Dataset content

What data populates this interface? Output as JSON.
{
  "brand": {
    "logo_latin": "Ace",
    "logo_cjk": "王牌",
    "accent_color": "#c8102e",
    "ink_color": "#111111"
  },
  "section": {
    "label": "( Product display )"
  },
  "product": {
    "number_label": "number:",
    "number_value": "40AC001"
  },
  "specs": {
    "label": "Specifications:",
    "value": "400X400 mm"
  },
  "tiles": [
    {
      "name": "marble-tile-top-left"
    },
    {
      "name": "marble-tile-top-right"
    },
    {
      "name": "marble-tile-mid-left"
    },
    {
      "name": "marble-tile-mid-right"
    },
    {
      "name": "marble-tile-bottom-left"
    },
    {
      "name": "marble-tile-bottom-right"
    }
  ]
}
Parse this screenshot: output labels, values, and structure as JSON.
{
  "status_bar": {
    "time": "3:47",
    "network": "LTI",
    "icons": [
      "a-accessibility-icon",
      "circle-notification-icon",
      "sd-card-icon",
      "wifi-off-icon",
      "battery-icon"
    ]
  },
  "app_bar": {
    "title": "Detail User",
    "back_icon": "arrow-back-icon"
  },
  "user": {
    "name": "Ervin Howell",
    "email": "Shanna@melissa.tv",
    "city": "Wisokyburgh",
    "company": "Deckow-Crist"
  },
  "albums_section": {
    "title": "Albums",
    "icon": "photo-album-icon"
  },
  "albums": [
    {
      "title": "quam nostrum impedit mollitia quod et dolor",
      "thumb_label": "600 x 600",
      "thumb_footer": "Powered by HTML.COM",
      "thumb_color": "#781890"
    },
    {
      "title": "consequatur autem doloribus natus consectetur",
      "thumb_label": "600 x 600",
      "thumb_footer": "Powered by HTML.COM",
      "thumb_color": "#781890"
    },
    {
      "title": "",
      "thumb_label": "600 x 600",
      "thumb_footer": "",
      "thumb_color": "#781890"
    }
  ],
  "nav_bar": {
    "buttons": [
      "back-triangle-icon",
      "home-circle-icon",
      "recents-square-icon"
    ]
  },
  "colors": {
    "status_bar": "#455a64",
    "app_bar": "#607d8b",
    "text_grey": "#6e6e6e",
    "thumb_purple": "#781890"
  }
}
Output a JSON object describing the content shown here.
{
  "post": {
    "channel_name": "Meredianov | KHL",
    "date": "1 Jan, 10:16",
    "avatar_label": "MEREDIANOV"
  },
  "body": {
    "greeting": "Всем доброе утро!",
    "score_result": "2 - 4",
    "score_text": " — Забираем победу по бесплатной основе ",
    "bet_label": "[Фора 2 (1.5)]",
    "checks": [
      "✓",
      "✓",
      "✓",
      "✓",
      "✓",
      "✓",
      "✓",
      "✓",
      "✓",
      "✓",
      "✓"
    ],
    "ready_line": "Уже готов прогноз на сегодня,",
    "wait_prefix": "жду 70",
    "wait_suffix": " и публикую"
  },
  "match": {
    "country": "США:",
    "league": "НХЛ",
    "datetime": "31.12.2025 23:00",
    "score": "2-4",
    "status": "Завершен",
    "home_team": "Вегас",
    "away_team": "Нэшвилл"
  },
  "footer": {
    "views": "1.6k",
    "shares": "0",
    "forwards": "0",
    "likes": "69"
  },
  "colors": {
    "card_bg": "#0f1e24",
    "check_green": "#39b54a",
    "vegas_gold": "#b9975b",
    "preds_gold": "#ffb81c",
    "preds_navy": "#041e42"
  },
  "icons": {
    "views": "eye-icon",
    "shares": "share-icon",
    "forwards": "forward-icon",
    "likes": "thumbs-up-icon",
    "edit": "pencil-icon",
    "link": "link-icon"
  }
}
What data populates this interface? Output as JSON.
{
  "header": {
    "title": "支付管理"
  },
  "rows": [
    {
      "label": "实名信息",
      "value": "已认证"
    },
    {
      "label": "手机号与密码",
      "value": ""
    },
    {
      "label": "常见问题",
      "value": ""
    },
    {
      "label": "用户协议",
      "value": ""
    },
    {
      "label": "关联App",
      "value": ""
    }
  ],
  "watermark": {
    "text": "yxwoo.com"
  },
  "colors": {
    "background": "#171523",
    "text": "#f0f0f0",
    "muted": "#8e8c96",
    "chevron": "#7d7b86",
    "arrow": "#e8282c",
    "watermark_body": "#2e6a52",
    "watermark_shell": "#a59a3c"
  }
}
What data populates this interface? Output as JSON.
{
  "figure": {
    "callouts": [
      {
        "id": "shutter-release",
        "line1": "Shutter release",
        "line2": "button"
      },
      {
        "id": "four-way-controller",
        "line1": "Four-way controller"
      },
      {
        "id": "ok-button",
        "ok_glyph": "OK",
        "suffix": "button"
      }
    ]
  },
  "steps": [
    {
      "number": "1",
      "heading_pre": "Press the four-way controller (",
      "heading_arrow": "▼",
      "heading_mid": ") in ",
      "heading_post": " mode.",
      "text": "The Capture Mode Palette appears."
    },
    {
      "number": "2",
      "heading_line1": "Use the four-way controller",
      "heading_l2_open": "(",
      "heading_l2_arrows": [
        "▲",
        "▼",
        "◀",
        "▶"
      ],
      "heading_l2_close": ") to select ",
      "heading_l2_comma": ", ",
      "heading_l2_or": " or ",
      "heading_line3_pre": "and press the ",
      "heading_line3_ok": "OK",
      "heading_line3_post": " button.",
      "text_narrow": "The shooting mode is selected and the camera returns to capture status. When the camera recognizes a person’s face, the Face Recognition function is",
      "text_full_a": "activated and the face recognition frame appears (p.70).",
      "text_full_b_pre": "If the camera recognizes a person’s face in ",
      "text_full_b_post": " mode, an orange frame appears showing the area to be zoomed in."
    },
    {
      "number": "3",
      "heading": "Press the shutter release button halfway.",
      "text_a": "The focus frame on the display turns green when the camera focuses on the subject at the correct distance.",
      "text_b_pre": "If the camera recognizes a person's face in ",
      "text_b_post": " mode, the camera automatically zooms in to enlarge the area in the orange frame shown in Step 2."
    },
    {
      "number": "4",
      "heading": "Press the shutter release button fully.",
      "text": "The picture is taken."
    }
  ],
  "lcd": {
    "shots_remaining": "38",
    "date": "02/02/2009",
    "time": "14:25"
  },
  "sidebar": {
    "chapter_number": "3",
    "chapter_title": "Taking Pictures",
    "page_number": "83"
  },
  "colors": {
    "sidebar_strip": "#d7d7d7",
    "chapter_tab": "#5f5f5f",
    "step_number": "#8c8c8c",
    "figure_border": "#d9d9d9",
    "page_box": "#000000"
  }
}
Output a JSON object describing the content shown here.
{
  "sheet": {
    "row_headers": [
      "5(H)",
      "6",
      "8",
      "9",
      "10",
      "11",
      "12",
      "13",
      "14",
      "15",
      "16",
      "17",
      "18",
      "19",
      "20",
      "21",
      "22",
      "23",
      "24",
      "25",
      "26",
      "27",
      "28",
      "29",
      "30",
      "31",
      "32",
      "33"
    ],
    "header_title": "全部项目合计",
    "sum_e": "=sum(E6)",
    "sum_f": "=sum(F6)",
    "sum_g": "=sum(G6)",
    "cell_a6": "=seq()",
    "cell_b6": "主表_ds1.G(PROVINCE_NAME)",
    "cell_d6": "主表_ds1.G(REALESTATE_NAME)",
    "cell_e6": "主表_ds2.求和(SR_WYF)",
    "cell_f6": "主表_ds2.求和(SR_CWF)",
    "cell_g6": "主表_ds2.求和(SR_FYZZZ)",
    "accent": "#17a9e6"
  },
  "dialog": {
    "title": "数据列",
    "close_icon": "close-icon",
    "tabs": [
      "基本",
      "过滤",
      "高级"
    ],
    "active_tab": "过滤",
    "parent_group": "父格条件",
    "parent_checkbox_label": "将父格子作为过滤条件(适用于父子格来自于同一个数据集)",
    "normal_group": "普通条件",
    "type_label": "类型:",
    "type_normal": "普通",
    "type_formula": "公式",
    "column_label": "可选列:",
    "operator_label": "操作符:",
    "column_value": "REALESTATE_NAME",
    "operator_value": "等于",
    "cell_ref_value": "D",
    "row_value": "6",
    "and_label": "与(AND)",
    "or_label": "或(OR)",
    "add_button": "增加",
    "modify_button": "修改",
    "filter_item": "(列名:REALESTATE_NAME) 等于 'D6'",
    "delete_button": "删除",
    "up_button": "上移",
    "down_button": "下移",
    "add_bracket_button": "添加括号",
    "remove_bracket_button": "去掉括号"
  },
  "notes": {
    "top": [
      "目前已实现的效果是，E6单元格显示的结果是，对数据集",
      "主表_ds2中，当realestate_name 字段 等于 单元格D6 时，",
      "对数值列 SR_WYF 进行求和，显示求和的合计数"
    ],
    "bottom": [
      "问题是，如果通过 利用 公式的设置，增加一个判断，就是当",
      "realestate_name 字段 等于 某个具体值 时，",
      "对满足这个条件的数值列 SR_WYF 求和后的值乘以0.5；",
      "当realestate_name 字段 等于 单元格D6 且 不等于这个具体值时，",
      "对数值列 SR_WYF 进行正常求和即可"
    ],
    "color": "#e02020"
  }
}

The task
Look through the data and show every line containing "对数值列".

Written response
      "对数值列 SR_WYF 进行求和，显示求和的合计数"
      "对数值列 SR_WYF 进行正常求和即可"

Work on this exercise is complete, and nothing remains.